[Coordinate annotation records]
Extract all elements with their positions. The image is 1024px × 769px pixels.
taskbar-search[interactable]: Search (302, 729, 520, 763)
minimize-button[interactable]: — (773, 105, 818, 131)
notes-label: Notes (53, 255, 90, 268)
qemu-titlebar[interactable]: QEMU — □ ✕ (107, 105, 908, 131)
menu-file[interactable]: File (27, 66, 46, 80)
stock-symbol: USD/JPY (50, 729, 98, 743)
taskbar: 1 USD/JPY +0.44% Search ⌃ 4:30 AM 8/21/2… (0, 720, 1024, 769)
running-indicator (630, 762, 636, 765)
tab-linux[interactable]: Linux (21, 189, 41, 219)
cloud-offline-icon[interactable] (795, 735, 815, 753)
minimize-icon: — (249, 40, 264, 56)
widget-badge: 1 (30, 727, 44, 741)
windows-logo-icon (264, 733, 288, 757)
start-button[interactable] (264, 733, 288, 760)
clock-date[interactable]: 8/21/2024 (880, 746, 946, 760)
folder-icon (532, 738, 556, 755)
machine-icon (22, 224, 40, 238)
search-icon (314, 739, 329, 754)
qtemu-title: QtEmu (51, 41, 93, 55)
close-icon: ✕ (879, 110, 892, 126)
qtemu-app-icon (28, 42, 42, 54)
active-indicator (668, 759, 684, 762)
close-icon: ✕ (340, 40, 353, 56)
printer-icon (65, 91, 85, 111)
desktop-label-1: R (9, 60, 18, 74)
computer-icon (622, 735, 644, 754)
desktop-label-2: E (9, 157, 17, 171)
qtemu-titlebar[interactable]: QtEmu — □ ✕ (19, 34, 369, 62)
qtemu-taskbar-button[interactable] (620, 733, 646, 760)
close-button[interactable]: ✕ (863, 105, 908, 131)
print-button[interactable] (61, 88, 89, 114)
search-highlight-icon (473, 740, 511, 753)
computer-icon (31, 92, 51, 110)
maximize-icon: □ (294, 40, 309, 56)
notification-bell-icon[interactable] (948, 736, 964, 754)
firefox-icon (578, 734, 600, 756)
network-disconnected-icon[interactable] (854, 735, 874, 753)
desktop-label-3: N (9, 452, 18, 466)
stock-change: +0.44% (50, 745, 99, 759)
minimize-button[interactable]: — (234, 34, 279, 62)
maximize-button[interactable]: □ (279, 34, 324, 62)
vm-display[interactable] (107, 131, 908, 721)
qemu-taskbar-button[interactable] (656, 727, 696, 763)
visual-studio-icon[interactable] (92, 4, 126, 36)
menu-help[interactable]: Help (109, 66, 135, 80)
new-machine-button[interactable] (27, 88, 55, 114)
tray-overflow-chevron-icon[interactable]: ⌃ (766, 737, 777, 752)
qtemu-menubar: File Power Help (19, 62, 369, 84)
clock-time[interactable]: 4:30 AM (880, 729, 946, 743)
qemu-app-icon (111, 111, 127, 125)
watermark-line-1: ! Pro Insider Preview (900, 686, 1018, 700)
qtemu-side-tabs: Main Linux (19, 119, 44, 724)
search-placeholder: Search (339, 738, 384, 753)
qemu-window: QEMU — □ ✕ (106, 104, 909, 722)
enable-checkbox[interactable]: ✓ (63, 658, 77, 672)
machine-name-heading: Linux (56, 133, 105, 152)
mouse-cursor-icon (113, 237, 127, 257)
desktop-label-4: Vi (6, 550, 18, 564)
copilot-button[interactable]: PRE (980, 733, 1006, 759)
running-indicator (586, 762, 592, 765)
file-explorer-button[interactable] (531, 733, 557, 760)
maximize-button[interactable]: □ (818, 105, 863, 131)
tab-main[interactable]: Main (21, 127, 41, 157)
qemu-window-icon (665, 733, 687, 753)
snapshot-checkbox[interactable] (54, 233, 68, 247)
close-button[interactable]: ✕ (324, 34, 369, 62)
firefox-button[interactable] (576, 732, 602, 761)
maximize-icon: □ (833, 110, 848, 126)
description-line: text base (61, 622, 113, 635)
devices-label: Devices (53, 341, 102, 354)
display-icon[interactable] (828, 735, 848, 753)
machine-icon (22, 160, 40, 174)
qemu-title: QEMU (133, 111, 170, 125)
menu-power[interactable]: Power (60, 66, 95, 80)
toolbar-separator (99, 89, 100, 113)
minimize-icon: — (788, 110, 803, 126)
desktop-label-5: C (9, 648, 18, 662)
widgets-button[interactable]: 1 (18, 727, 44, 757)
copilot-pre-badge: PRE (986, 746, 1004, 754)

Task directions — Select every line of the records that contains the string "label" and copy those lines.

Answer for the task —
notes-label: Notes (53, 255, 90, 268)
desktop-label-1: R (9, 60, 18, 74)
desktop-label-2: E (9, 157, 17, 171)
desktop-label-3: N (9, 452, 18, 466)
desktop-label-4: Vi (6, 550, 18, 564)
devices-label: Devices (53, 341, 102, 354)
desktop-label-5: C (9, 648, 18, 662)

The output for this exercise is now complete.